■ **Goal**
Pick out the lines below that include the string "JSON".

■ **Data provided**
^^^^^^^^^^^^^^^^
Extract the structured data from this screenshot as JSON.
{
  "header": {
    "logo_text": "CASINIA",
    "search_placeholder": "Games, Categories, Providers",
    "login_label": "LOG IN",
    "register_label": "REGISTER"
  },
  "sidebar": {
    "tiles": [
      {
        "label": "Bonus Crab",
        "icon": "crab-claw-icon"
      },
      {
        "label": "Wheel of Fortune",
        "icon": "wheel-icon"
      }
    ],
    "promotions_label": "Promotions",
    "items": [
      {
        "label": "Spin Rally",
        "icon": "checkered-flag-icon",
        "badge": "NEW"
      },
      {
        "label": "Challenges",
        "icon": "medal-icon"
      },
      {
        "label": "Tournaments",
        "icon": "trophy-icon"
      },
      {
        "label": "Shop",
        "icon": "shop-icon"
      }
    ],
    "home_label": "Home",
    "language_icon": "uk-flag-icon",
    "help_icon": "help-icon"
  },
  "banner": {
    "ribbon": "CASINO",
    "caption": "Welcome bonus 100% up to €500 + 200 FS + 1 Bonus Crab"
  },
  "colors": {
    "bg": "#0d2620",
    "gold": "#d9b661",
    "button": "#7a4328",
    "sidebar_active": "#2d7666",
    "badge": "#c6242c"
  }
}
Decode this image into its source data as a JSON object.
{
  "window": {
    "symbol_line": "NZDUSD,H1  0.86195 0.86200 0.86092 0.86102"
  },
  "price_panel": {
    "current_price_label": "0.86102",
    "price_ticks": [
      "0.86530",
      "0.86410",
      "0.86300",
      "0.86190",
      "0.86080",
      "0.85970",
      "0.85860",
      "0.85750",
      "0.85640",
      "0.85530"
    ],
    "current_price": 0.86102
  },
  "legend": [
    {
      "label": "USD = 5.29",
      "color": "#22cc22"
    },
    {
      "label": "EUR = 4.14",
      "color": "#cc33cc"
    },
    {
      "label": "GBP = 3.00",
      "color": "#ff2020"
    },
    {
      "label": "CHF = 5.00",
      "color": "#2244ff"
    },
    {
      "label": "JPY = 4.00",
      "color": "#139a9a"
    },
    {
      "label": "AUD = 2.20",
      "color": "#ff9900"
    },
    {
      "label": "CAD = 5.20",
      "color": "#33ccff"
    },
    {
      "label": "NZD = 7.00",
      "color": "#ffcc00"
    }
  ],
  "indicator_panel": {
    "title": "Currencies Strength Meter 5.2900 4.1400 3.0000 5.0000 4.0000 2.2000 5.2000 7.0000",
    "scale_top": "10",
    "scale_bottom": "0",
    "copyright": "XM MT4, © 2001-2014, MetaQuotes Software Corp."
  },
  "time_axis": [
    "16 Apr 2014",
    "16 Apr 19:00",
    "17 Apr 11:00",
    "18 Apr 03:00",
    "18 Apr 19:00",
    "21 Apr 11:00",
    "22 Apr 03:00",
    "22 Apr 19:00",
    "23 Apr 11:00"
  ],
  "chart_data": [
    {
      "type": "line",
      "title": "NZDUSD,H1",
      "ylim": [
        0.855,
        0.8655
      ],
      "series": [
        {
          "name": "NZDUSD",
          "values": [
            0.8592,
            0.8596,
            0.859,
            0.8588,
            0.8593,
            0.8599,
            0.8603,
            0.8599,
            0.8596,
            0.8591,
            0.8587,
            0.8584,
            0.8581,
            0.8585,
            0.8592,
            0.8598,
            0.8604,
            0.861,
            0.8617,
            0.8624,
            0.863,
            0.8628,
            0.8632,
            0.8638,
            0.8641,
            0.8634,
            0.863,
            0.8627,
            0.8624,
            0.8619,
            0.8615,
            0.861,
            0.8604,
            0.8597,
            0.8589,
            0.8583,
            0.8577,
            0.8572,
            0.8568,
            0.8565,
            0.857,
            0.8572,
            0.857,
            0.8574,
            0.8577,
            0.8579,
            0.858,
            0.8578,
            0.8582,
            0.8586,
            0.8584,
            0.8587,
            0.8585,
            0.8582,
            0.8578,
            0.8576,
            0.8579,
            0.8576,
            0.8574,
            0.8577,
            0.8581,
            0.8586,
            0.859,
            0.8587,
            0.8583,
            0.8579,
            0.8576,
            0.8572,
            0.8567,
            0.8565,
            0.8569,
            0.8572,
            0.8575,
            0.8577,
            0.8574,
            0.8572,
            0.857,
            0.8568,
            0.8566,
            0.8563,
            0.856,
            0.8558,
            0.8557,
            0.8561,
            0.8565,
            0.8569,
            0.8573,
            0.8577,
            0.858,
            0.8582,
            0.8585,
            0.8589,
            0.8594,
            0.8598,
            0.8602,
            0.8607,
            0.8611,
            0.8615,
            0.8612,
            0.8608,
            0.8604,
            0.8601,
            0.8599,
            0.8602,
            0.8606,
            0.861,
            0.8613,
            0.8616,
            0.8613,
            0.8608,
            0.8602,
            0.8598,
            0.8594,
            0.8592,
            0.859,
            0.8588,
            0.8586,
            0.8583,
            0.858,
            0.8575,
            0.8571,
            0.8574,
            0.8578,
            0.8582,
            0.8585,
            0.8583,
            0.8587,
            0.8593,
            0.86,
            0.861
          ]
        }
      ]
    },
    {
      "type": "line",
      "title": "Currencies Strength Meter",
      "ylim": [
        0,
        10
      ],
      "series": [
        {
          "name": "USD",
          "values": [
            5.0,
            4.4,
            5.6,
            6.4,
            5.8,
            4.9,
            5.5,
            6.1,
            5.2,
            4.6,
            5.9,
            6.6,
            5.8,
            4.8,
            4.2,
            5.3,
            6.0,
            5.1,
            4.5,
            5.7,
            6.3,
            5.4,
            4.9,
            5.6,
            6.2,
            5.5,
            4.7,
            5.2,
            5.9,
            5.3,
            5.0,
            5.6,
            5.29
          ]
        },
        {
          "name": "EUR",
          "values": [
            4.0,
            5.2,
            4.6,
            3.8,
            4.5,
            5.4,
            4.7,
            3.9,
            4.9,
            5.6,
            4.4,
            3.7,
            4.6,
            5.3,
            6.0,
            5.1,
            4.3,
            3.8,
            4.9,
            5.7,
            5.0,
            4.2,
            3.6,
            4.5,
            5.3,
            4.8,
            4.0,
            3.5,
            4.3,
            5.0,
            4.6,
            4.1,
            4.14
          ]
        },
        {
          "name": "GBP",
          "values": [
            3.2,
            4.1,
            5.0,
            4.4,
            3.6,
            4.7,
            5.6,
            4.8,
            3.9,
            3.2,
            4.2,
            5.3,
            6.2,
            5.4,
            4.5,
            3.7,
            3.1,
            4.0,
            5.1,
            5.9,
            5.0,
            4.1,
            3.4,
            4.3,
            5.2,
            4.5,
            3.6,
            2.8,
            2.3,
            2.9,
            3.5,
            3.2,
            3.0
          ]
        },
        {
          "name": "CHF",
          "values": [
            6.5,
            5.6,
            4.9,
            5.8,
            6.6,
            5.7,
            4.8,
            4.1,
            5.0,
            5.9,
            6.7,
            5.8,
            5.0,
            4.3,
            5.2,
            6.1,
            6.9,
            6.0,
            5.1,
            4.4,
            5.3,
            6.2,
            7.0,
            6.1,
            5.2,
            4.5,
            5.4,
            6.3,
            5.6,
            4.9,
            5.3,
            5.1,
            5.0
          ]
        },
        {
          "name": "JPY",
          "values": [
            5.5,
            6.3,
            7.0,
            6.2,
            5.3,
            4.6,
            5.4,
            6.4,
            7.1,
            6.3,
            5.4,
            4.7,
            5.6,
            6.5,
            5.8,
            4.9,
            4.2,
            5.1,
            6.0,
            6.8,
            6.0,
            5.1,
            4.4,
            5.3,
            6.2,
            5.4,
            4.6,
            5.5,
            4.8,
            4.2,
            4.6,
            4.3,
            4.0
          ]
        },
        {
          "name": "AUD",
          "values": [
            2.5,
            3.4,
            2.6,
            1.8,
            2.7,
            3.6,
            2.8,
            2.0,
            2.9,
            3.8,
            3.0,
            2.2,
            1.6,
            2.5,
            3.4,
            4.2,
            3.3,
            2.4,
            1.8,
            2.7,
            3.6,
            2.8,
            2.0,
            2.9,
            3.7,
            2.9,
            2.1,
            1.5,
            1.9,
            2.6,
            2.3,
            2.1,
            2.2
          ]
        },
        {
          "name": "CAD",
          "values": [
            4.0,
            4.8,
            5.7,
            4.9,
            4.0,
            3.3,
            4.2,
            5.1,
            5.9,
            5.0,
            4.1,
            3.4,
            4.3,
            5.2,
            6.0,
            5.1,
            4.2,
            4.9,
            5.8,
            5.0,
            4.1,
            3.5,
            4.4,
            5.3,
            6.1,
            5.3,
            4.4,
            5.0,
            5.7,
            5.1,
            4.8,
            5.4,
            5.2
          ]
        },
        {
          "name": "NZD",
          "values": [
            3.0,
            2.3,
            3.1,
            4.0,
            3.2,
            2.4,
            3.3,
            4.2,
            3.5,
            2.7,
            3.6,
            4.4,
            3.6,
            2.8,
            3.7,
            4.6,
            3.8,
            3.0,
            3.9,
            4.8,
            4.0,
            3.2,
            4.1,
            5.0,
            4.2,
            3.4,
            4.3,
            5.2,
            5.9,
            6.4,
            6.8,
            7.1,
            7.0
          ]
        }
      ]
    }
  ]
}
^^^^^^^^^^^^^^^^
■ **Solution to this task**
Extract the structured data from this screenshot as JSON.
Decode this image into its source data as a JSON object.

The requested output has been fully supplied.